OBJECTIVE |
Reproduce the material below, changing "Emission Spectra" to "Emission Spectrum" wherever it occurs and keeping everything else the same. Omit the pictures from your copy.

##### GIVEN RECORDS

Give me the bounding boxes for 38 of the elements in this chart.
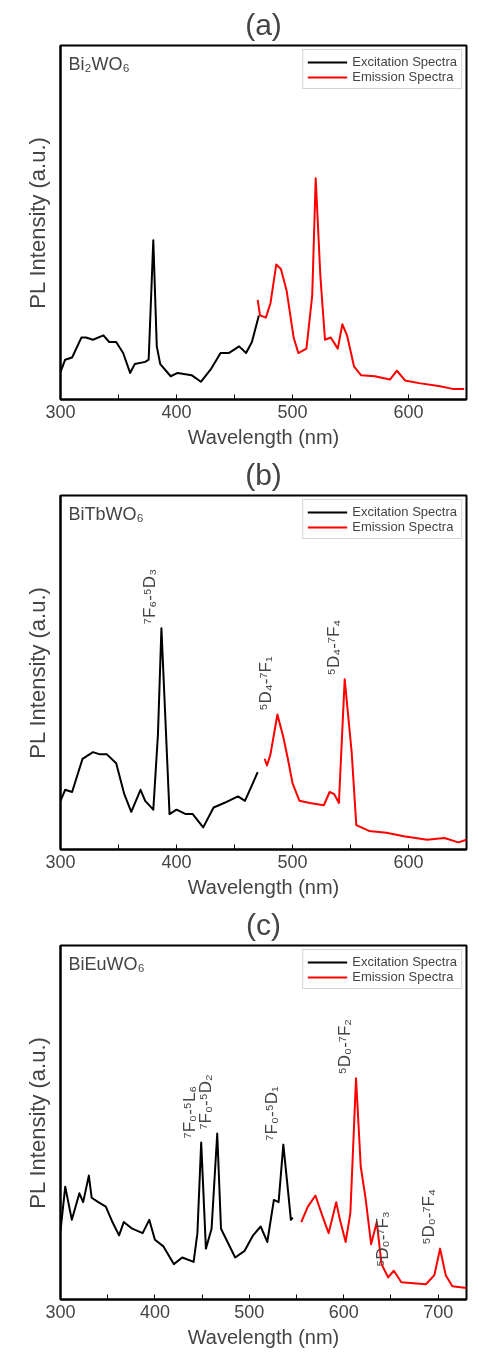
annotation: ⁵D₀-⁷F₃ xyxy=(372,1211,392,1267)
annotation: ⁵D₀-⁷F₄ xyxy=(419,1189,439,1245)
legend-label: Excitation Spectra xyxy=(352,954,457,969)
x-tick-label: 400 xyxy=(161,851,192,872)
x-tick-label: 500 xyxy=(277,401,308,422)
y-axis-title: PL Intensity (a.u.) xyxy=(24,137,50,309)
legend-label: Excitation Spectra xyxy=(352,54,457,69)
legend-label: Excitation Spectra xyxy=(352,504,457,519)
x-axis-title: Wavelength (nm) xyxy=(187,875,340,898)
x-tick-label: 600 xyxy=(328,1301,359,1322)
x-tick-label: 600 xyxy=(393,851,424,872)
annotation: ⁷F₀-⁵D₁ xyxy=(262,1086,282,1141)
x-axis-title: Wavelength (nm) xyxy=(187,1325,340,1348)
x-tick-label: 700 xyxy=(423,1301,454,1322)
annotation: ⁷F₆-⁵D₃ xyxy=(140,568,160,625)
text: Bi₂WO₆ xyxy=(68,53,130,74)
x-tick-label: 400 xyxy=(161,401,192,422)
chart-title: (b) xyxy=(245,457,282,491)
x-tick-label: 600 xyxy=(393,401,424,422)
x-tick-label: 300 xyxy=(45,401,76,422)
x-tick-label: 500 xyxy=(234,1301,265,1322)
x-tick-label: 300 xyxy=(45,1301,76,1322)
y-axis-title: PL Intensity (a.u.) xyxy=(24,587,50,759)
x-axis-title: Wavelength (nm) xyxy=(187,425,340,448)
x-tick-label: 400 xyxy=(139,1301,170,1322)
legend-label: Emission Spectra xyxy=(352,69,454,84)
y-axis-title: PL Intensity (a.u.) xyxy=(24,1037,50,1209)
text: BiEuWO₆ xyxy=(68,953,145,974)
chart-title: (a) xyxy=(245,7,282,41)
x-tick-label: 500 xyxy=(277,851,308,872)
annotation: ⁵D₀-⁷F₂ xyxy=(335,1019,355,1075)
text: BiTbWO₆ xyxy=(68,503,144,524)
chart-title: (c) xyxy=(246,907,281,941)
annotation: ⁵D₄-⁷F₁ xyxy=(256,656,276,711)
legend-label: Emission Spectra xyxy=(352,519,454,534)
x-tick-label: 300 xyxy=(45,851,76,872)
legend-label: Emission Spectra xyxy=(352,969,454,984)
annotation: ⁵D₄-⁷F₄ xyxy=(323,619,343,676)
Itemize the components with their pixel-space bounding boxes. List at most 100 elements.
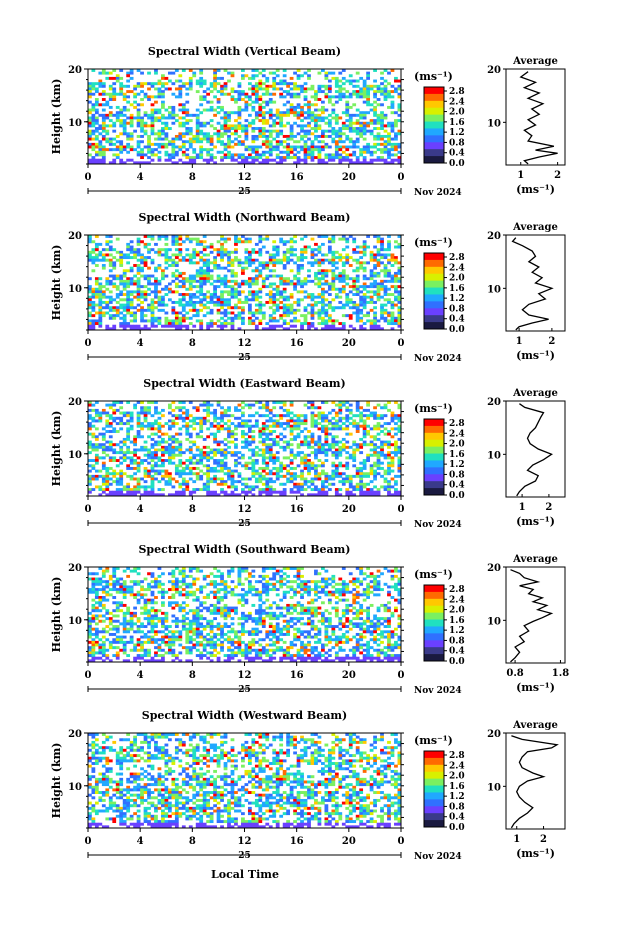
- heatmap-cell: [230, 271, 235, 275]
- heatmap-cell: [167, 248, 172, 252]
- heatmap-cell: [380, 424, 384, 428]
- heatmap-cell: [94, 129, 99, 133]
- heatmap-cell: [227, 269, 231, 273]
- heatmap-cell: [383, 298, 388, 302]
- heatmap-cell: [133, 148, 137, 152]
- heatmap-cell: [195, 119, 200, 123]
- heatmap-cell: [209, 90, 214, 94]
- heatmap-cell: [115, 156, 120, 160]
- heatmap-cell: [300, 456, 304, 460]
- panel-title: Spectral Width (Vertical Beam): [148, 45, 341, 58]
- heatmap-cell: [101, 311, 106, 315]
- heatmap-cell: [380, 242, 384, 246]
- heatmap-cell: [181, 142, 186, 146]
- heatmap-cell: [265, 264, 270, 267]
- heatmap-cell: [143, 485, 148, 489]
- heatmap-cell: [161, 137, 165, 141]
- panel-title: Spectral Width (Northward Beam): [139, 211, 351, 224]
- heatmap-cell: [91, 293, 96, 296]
- heatmap-cell: [206, 153, 211, 157]
- heatmap-cell: [101, 477, 106, 481]
- heatmap-cell: [108, 235, 113, 238]
- heatmap-cell: [355, 290, 360, 294]
- heatmap-cell: [380, 148, 384, 152]
- heatmap-cell: [331, 258, 336, 262]
- heatmap-cell: [317, 150, 322, 154]
- heatmap-cell: [362, 156, 367, 160]
- heatmap-cell: [310, 237, 315, 241]
- heatmap-cell: [143, 327, 148, 331]
- heatmap-cell: [115, 285, 120, 289]
- heatmap-cell: [369, 258, 374, 262]
- heatmap-cell: [94, 119, 99, 123]
- heatmap-cell: [300, 145, 304, 149]
- heatmap-cell: [275, 424, 280, 428]
- heatmap-cell: [171, 108, 176, 112]
- heatmap-cell: [223, 453, 228, 457]
- heatmap-cell: [334, 464, 339, 468]
- heatmap-cell: [188, 424, 193, 428]
- heatmap-cell: [178, 95, 183, 99]
- heatmap-cell: [383, 316, 388, 320]
- heatmap-cell: [150, 306, 155, 310]
- heatmap-cell: [303, 82, 308, 86]
- heatmap-cell: [244, 419, 249, 423]
- heatmap-cell: [247, 466, 252, 470]
- heatmap-cell: [355, 261, 360, 265]
- heatmap-cell: [164, 274, 169, 278]
- heatmap-cell: [327, 258, 332, 262]
- heatmap-cell: [119, 92, 124, 96]
- heatmap-cell: [307, 245, 311, 249]
- heatmap-cell: [254, 453, 259, 457]
- heatmap-cell: [251, 92, 256, 96]
- heatmap-cell: [310, 295, 315, 299]
- heatmap-cell: [275, 435, 280, 439]
- heatmap-cell: [258, 87, 263, 91]
- heatmap-cell: [376, 258, 381, 262]
- heatmap-cell: [272, 327, 277, 331]
- heatmap-cell: [331, 153, 336, 157]
- heatmap-cell: [279, 132, 284, 136]
- heatmap-cell: [115, 306, 120, 310]
- heatmap-cell: [115, 277, 120, 281]
- heatmap-cell: [307, 132, 311, 136]
- heatmap-cell: [373, 416, 377, 420]
- heatmap-cell: [369, 153, 374, 157]
- heatmap-cell: [213, 132, 217, 136]
- heatmap-cell: [202, 488, 207, 492]
- heatmap-cell: [209, 466, 214, 470]
- heatmap-cell: [376, 113, 381, 117]
- heatmap-cell: [88, 253, 92, 257]
- heatmap-cell: [366, 453, 370, 457]
- heatmap-cell: [359, 76, 364, 80]
- heatmap-cell: [244, 158, 249, 162]
- heatmap-cell: [324, 314, 329, 318]
- heatmap-cell: [112, 408, 117, 412]
- heatmap-cell: [185, 411, 190, 415]
- heatmap-cell: [289, 150, 294, 154]
- heatmap-cell: [258, 414, 263, 418]
- heatmap-cell: [94, 445, 99, 449]
- heatmap-cell: [154, 469, 158, 473]
- heatmap-cell: [115, 287, 120, 291]
- heatmap-cell: [209, 411, 214, 415]
- heatmap-cell: [112, 403, 117, 407]
- heatmap-cell: [91, 248, 96, 252]
- heatmap-cell: [387, 156, 391, 160]
- heatmap-cell: [98, 308, 103, 312]
- heatmap-cell: [380, 448, 384, 452]
- heatmap-cell: [133, 403, 137, 407]
- heatmap-cell: [216, 134, 221, 138]
- heatmap-cell: [265, 424, 270, 428]
- heatmap-cell: [348, 306, 353, 310]
- heatmap-cell: [223, 240, 228, 244]
- heatmap-cell: [206, 406, 211, 410]
- heatmap-cell: [209, 261, 214, 265]
- heatmap-cell: [150, 258, 155, 262]
- heatmap-cell: [220, 87, 224, 91]
- heatmap-cell: [334, 134, 339, 138]
- heatmap-cell: [376, 240, 381, 244]
- heatmap-cell: [362, 485, 367, 489]
- heatmap-cell: [98, 79, 103, 83]
- heatmap-cell: [286, 145, 291, 149]
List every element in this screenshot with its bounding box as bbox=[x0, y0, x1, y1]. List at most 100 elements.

##########

RESPONSE TO THIS EXERCISE |
Give me the bounding boxes for 38 of the elements in this chart.
annotation: ⁵D₀-⁷F₃ xyxy=(372,1211,392,1267)
annotation: ⁵D₀-⁷F₄ xyxy=(419,1189,439,1245)
legend-label: Excitation Spectra xyxy=(352,954,457,969)
x-tick-label: 400 xyxy=(161,851,192,872)
x-tick-label: 500 xyxy=(277,401,308,422)
y-axis-title: PL Intensity (a.u.) xyxy=(24,137,50,309)
legend-label: Excitation Spectra xyxy=(352,54,457,69)
legend-label: Excitation Spectra xyxy=(352,504,457,519)
x-axis-title: Wavelength (nm) xyxy=(187,875,340,898)
x-tick-label: 600 xyxy=(328,1301,359,1322)
x-tick-label: 600 xyxy=(393,851,424,872)
annotation: ⁷F₀-⁵D₁ xyxy=(262,1086,282,1141)
x-axis-title: Wavelength (nm) xyxy=(187,1325,340,1348)
x-tick-label: 700 xyxy=(423,1301,454,1322)
annotation: ⁷F₆-⁵D₃ xyxy=(140,568,160,625)
text: Bi₂WO₆ xyxy=(68,53,130,74)
x-tick-label: 400 xyxy=(161,401,192,422)
chart-title: (b) xyxy=(245,457,282,491)
x-tick-label: 600 xyxy=(393,401,424,422)
x-tick-label: 300 xyxy=(45,401,76,422)
x-tick-label: 500 xyxy=(234,1301,265,1322)
x-tick-label: 300 xyxy=(45,1301,76,1322)
y-axis-title: PL Intensity (a.u.) xyxy=(24,587,50,759)
x-axis-title: Wavelength (nm) xyxy=(187,425,340,448)
x-tick-label: 400 xyxy=(139,1301,170,1322)
legend-label: Emission Spectrum xyxy=(352,69,454,84)
y-axis-title: PL Intensity (a.u.) xyxy=(24,1037,50,1209)
text: BiEuWO₆ xyxy=(68,953,145,974)
chart-title: (a) xyxy=(245,7,282,41)
x-tick-label: 500 xyxy=(277,851,308,872)
annotation: ⁵D₀-⁷F₂ xyxy=(335,1019,355,1075)
text: BiTbWO₆ xyxy=(68,503,144,524)
chart-title: (c) xyxy=(246,907,281,941)
annotation: ⁵D₄-⁷F₁ xyxy=(256,656,276,711)
legend-label: Emission Spectrum xyxy=(352,519,454,534)
x-tick-label: 300 xyxy=(45,851,76,872)
legend-label: Emission Spectrum xyxy=(352,969,454,984)
annotation: ⁵D₄-⁷F₄ xyxy=(323,619,343,676)
Itemize the components with their pixel-space bounding boxes. List at most 100 elements.
- heatmap-cell: [230, 271, 235, 275]
- heatmap-cell: [167, 248, 172, 252]
- heatmap-cell: [380, 424, 384, 428]
- heatmap-cell: [94, 129, 99, 133]
- heatmap-cell: [227, 269, 231, 273]
- heatmap-cell: [383, 298, 388, 302]
- heatmap-cell: [133, 148, 137, 152]
- heatmap-cell: [195, 119, 200, 123]
- heatmap-cell: [209, 90, 214, 94]
- heatmap-cell: [115, 156, 120, 160]
- heatmap-cell: [300, 456, 304, 460]
- panel-title: Spectral Width (Vertical Beam): [148, 45, 341, 58]
- heatmap-cell: [101, 311, 106, 315]
- heatmap-cell: [380, 242, 384, 246]
- heatmap-cell: [181, 142, 186, 146]
- heatmap-cell: [265, 264, 270, 267]
- heatmap-cell: [143, 485, 148, 489]
- heatmap-cell: [161, 137, 165, 141]
- panel-title: Spectral Width (Northward Beam): [139, 211, 351, 224]
- heatmap-cell: [91, 293, 96, 296]
- heatmap-cell: [206, 153, 211, 157]
- heatmap-cell: [101, 477, 106, 481]
- heatmap-cell: [108, 235, 113, 238]
- heatmap-cell: [355, 290, 360, 294]
- heatmap-cell: [380, 148, 384, 152]
- heatmap-cell: [331, 258, 336, 262]
- heatmap-cell: [317, 150, 322, 154]
- heatmap-cell: [362, 156, 367, 160]
- heatmap-cell: [310, 237, 315, 241]
- heatmap-cell: [143, 327, 148, 331]
- heatmap-cell: [115, 285, 120, 289]
- heatmap-cell: [369, 258, 374, 262]
- heatmap-cell: [94, 119, 99, 123]
- heatmap-cell: [300, 145, 304, 149]
- heatmap-cell: [275, 424, 280, 428]
- heatmap-cell: [171, 108, 176, 112]
- heatmap-cell: [223, 453, 228, 457]
- heatmap-cell: [334, 464, 339, 468]
- heatmap-cell: [188, 424, 193, 428]
- heatmap-cell: [178, 95, 183, 99]
- heatmap-cell: [383, 316, 388, 320]
- heatmap-cell: [150, 306, 155, 310]
- heatmap-cell: [303, 82, 308, 86]
- heatmap-cell: [244, 419, 249, 423]
- heatmap-cell: [247, 466, 252, 470]
- heatmap-cell: [355, 261, 360, 265]
- heatmap-cell: [164, 274, 169, 278]
- heatmap-cell: [327, 258, 332, 262]
- heatmap-cell: [119, 92, 124, 96]
- heatmap-cell: [307, 245, 311, 249]
- heatmap-cell: [254, 453, 259, 457]
- heatmap-cell: [251, 92, 256, 96]
- heatmap-cell: [310, 295, 315, 299]
- heatmap-cell: [275, 435, 280, 439]
- heatmap-cell: [258, 87, 263, 91]
- heatmap-cell: [376, 258, 381, 262]
- heatmap-cell: [272, 327, 277, 331]
- heatmap-cell: [331, 153, 336, 157]
- heatmap-cell: [279, 132, 284, 136]
- heatmap-cell: [115, 306, 120, 310]
- heatmap-cell: [115, 277, 120, 281]
- heatmap-cell: [307, 132, 311, 136]
- heatmap-cell: [373, 416, 377, 420]
- heatmap-cell: [369, 153, 374, 157]
- heatmap-cell: [213, 132, 217, 136]
- heatmap-cell: [202, 488, 207, 492]
- heatmap-cell: [209, 466, 214, 470]
- heatmap-cell: [376, 113, 381, 117]
- heatmap-cell: [88, 253, 92, 257]
- heatmap-cell: [366, 453, 370, 457]
- heatmap-cell: [359, 76, 364, 80]
- heatmap-cell: [244, 158, 249, 162]
- heatmap-cell: [324, 314, 329, 318]
- heatmap-cell: [112, 408, 117, 412]
- heatmap-cell: [185, 411, 190, 415]
- heatmap-cell: [289, 150, 294, 154]
- heatmap-cell: [258, 414, 263, 418]
- heatmap-cell: [94, 445, 99, 449]
- heatmap-cell: [154, 469, 158, 473]
- heatmap-cell: [115, 287, 120, 291]
- heatmap-cell: [209, 411, 214, 415]
- heatmap-cell: [112, 403, 117, 407]
- heatmap-cell: [91, 248, 96, 252]
- heatmap-cell: [387, 156, 391, 160]
- heatmap-cell: [98, 308, 103, 312]
- heatmap-cell: [380, 448, 384, 452]
- heatmap-cell: [133, 403, 137, 407]
- heatmap-cell: [216, 134, 221, 138]
- heatmap-cell: [265, 424, 270, 428]
- heatmap-cell: [348, 306, 353, 310]
- heatmap-cell: [223, 240, 228, 244]
- heatmap-cell: [206, 406, 211, 410]
- heatmap-cell: [209, 261, 214, 265]
- heatmap-cell: [150, 258, 155, 262]
- heatmap-cell: [220, 87, 224, 91]
- heatmap-cell: [334, 134, 339, 138]
- heatmap-cell: [376, 240, 381, 244]
- heatmap-cell: [362, 485, 367, 489]
- heatmap-cell: [98, 79, 103, 83]
- heatmap-cell: [286, 145, 291, 149]
List every element in this screenshot with its bounding box as bbox=[x0, y0, x1, y1]. List at most 100 elements.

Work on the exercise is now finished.